>> START Data shown

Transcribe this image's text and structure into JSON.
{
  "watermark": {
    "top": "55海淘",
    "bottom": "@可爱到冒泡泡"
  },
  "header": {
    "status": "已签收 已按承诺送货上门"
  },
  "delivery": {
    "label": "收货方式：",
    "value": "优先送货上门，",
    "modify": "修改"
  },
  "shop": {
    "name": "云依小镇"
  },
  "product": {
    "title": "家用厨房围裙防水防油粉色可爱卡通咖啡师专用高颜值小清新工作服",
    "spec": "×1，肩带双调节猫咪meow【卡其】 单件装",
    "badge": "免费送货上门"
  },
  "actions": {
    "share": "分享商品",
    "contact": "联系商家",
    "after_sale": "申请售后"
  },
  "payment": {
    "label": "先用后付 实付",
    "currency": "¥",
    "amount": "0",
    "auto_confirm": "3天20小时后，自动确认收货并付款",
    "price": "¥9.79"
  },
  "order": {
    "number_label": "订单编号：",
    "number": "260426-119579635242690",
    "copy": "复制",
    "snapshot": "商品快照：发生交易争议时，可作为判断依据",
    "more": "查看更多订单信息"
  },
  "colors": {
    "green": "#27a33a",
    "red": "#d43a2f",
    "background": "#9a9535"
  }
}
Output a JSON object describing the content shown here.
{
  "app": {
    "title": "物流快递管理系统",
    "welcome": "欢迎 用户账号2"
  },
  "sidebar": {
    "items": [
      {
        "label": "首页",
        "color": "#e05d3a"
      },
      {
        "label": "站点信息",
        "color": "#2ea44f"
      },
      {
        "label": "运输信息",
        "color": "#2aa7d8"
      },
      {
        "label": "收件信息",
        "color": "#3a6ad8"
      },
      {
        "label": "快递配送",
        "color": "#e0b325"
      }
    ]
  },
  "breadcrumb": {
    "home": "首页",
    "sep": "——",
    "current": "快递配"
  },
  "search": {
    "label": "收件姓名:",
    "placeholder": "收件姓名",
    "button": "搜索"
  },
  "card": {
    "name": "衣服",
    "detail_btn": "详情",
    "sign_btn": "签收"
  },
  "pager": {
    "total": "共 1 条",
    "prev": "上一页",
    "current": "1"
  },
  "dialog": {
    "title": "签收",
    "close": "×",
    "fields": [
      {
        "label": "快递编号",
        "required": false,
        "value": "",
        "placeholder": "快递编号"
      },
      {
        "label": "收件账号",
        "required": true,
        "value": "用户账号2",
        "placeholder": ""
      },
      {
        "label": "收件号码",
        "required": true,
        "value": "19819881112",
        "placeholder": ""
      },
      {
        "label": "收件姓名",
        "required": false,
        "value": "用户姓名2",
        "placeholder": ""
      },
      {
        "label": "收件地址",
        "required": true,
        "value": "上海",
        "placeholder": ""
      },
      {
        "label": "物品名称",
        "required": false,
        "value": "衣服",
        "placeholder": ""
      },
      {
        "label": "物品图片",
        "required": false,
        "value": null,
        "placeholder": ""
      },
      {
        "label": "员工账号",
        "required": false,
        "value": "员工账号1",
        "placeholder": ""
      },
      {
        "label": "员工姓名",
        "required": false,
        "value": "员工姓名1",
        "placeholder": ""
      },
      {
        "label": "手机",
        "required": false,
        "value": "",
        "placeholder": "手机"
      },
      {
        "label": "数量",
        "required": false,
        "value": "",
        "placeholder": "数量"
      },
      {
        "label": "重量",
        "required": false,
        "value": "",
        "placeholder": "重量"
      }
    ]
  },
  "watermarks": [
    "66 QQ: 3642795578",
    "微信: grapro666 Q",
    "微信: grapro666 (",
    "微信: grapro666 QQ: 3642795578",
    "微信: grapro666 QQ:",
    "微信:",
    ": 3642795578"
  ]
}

>> END Data shown

_What the task requires_
Take the material above and return all of it exactly.

_Solution to the exercise_
Transcribe this image's text and structure into JSON.
{
  "watermark": {
    "top": "55海淘",
    "bottom": "@可爱到冒泡泡"
  },
  "header": {
    "status": "已签收 已按承诺送货上门"
  },
  "delivery": {
    "label": "收货方式：",
    "value": "优先送货上门，",
    "modify": "修改"
  },
  "shop": {
    "name": "云依小镇"
  },
  "product": {
    "title": "家用厨房围裙防水防油粉色可爱卡通咖啡师专用高颜值小清新工作服",
    "spec": "×1，肩带双调节猫咪meow【卡其】 单件装",
    "badge": "免费送货上门"
  },
  "actions": {
    "share": "分享商品",
    "contact": "联系商家",
    "after_sale": "申请售后"
  },
  "payment": {
    "label": "先用后付 实付",
    "currency": "¥",
    "amount": "0",
    "auto_confirm": "3天20小时后，自动确认收货并付款",
    "price": "¥9.79"
  },
  "order": {
    "number_label": "订单编号：",
    "number": "260426-119579635242690",
    "copy": "复制",
    "snapshot": "商品快照：发生交易争议时，可作为判断依据",
    "more": "查看更多订单信息"
  },
  "colors": {
    "green": "#27a33a",
    "red": "#d43a2f",
    "background": "#9a9535"
  }
}
Output a JSON object describing the content shown here.
{
  "app": {
    "title": "物流快递管理系统",
    "welcome": "欢迎 用户账号2"
  },
  "sidebar": {
    "items": [
      {
        "label": "首页",
        "color": "#e05d3a"
      },
      {
        "label": "站点信息",
        "color": "#2ea44f"
      },
      {
        "label": "运输信息",
        "color": "#2aa7d8"
      },
      {
        "label": "收件信息",
        "color": "#3a6ad8"
      },
      {
        "label": "快递配送",
        "color": "#e0b325"
      }
    ]
  },
  "breadcrumb": {
    "home": "首页",
    "sep": "——",
    "current": "快递配"
  },
  "search": {
    "label": "收件姓名:",
    "placeholder": "收件姓名",
    "button": "搜索"
  },
  "card": {
    "name": "衣服",
    "detail_btn": "详情",
    "sign_btn": "签收"
  },
  "pager": {
    "total": "共 1 条",
    "prev": "上一页",
    "current": "1"
  },
  "dialog": {
    "title": "签收",
    "close": "×",
    "fields": [
      {
        "label": "快递编号",
        "required": false,
        "value": "",
        "placeholder": "快递编号"
      },
      {
        "label": "收件账号",
        "required": true,
        "value": "用户账号2",
        "placeholder": ""
      },
      {
        "label": "收件号码",
        "required": true,
        "value": "19819881112",
        "placeholder": ""
      },
      {
        "label": "收件姓名",
        "required": false,
        "value": "用户姓名2",
        "placeholder": ""
      },
      {
        "label": "收件地址",
        "required": true,
        "value": "上海",
        "placeholder": ""
      },
      {
        "label": "物品名称",
        "required": false,
        "value": "衣服",
        "placeholder": ""
      },
      {
        "label": "物品图片",
        "required": false,
        "value": null,
        "placeholder": ""
      },
      {
        "label": "员工账号",
        "required": false,
        "value": "员工账号1",
        "placeholder": ""
      },
      {
        "label": "员工姓名",
        "required": false,
        "value": "员工姓名1",
        "placeholder": ""
      },
      {
        "label": "手机",
        "required": false,
        "value": "",
        "placeholder": "手机"
      },
      {
        "label": "数量",
        "required": false,
        "value": "",
        "placeholder": "数量"
      },
      {
        "label": "重量",
        "required": false,
        "value": "",
        "placeholder": "重量"
      }
    ]
  },
  "watermarks": [
    "66 QQ: 3642795578",
    "微信: grapro666 Q",
    "微信: grapro666 (",
    "微信: grapro666 QQ: 3642795578",
    "微信: grapro666 QQ:",
    "微信:",
    ": 3642795578"
  ]
}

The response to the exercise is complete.